*Given information*
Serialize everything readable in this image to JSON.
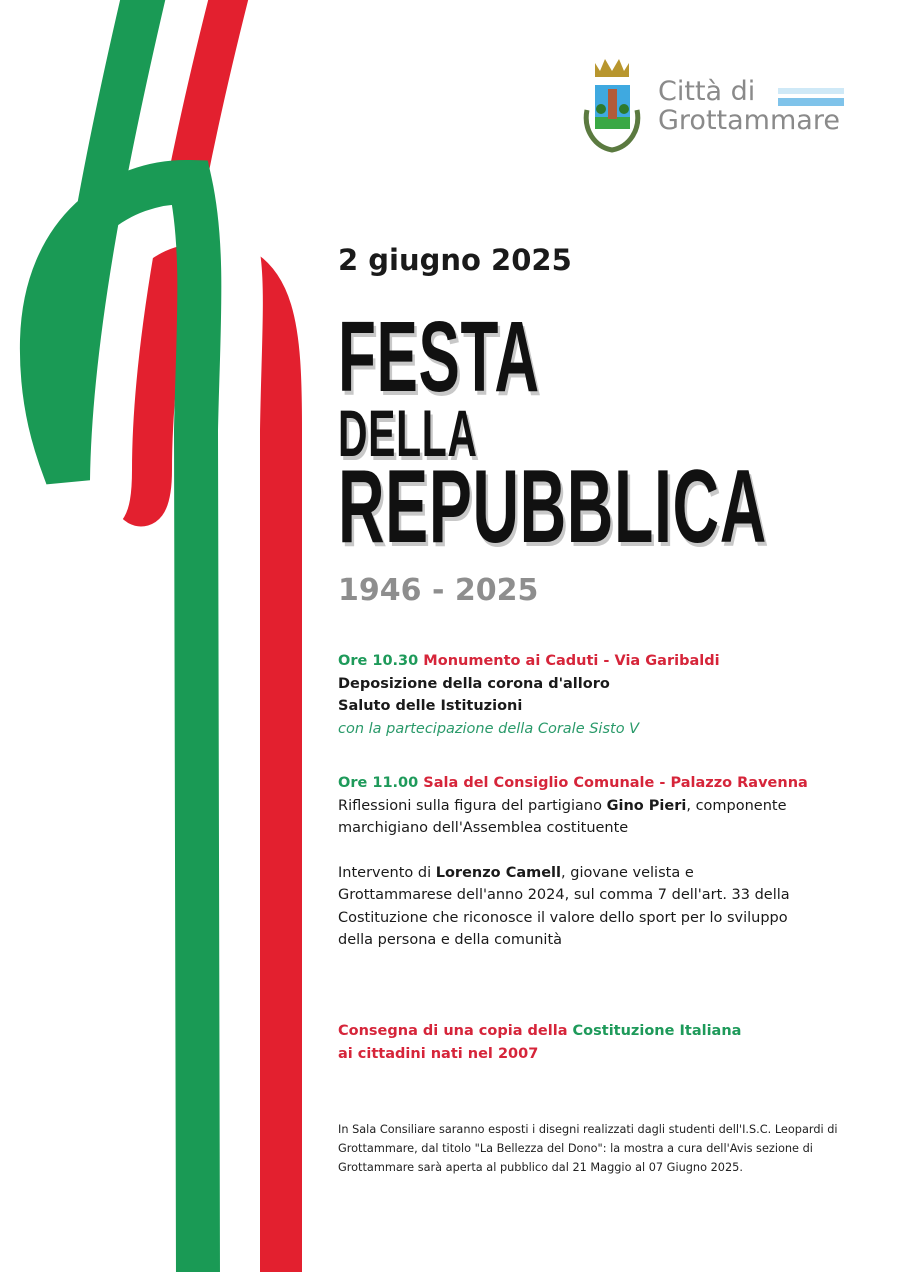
{
  "colors": {
    "green": "#1e9a5a",
    "red": "#d6253a",
    "ribbon_green": "#1a9a55",
    "ribbon_red": "#e3202f"
  },
  "logo": {
    "line1": "Città di",
    "line2": "Grottammare",
    "emblem": "crest-icon"
  },
  "date": "2 giugno 2025",
  "title": {
    "line1": "FESTA",
    "line2": "DELLA",
    "line3": "REPUBBLICA"
  },
  "years": "1946 - 2025",
  "event1": {
    "time": "Ore 10.30",
    "place": "Monumento ai Caduti - Via Garibaldi",
    "line1": "Deposizione della corona d'alloro",
    "line2": "Saluto delle Istituzioni",
    "line3": "con la partecipazione della Corale Sisto V"
  },
  "event2": {
    "time": "Ore 11.00",
    "place": "Sala del Consiglio Comunale - Palazzo Ravenna",
    "p1_a": "Riflessioni sulla figura del partigiano ",
    "p1_b": "Gino Pieri",
    "p1_c": ", componente marchigiano dell'Assemblea costituente",
    "p2_a": "Intervento di ",
    "p2_b": "Lorenzo Camell",
    "p2_c": ", giovane velista e Grottammarese dell'anno 2024, sul comma 7 dell'art. 33 della Costituzione che riconosce il valore dello sport per lo sviluppo della persona e della comunità"
  },
  "delivery": {
    "a": "Consegna di una copia della ",
    "b": "Costituzione Italiana",
    "c": "ai cittadini nati nel 2007"
  },
  "note": "In Sala Consiliare saranno esposti i disegni realizzati dagli studenti dell'I.S.C. Leopardi di Grottammare, dal titolo \"La Bellezza del Dono\": la mostra a cura dell'Avis sezione di Grottammare sarà aperta al pubblico dal 21 Maggio al 07 Giugno 2025."
}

*Aim of the task*
Your job is to transcribe the entries above exactly; skip the pictures.

*Result below*
Serialize everything readable in this image to JSON.
{
  "colors": {
    "green": "#1e9a5a",
    "red": "#d6253a",
    "ribbon_green": "#1a9a55",
    "ribbon_red": "#e3202f"
  },
  "logo": {
    "line1": "Città di",
    "line2": "Grottammare",
    "emblem": "crest-icon"
  },
  "date": "2 giugno 2025",
  "title": {
    "line1": "FESTA",
    "line2": "DELLA",
    "line3": "REPUBBLICA"
  },
  "years": "1946 - 2025",
  "event1": {
    "time": "Ore 10.30",
    "place": "Monumento ai Caduti - Via Garibaldi",
    "line1": "Deposizione della corona d'alloro",
    "line2": "Saluto delle Istituzioni",
    "line3": "con la partecipazione della Corale Sisto V"
  },
  "event2": {
    "time": "Ore 11.00",
    "place": "Sala del Consiglio Comunale - Palazzo Ravenna",
    "p1_a": "Riflessioni sulla figura del partigiano ",
    "p1_b": "Gino Pieri",
    "p1_c": ", componente marchigiano dell'Assemblea costituente",
    "p2_a": "Intervento di ",
    "p2_b": "Lorenzo Camell",
    "p2_c": ", giovane velista e Grottammarese dell'anno 2024, sul comma 7 dell'art. 33 della Costituzione che riconosce il valore dello sport per lo sviluppo della persona e della comunità"
  },
  "delivery": {
    "a": "Consegna di una copia della ",
    "b": "Costituzione Italiana",
    "c": "ai cittadini nati nel 2007"
  },
  "note": "In Sala Consiliare saranno esposti i disegni realizzati dagli studenti dell'I.S.C. Leopardi di Grottammare, dal titolo \"La Bellezza del Dono\": la mostra a cura dell'Avis sezione di Grottammare sarà aperta al pubblico dal 21 Maggio al 07 Giugno 2025."
}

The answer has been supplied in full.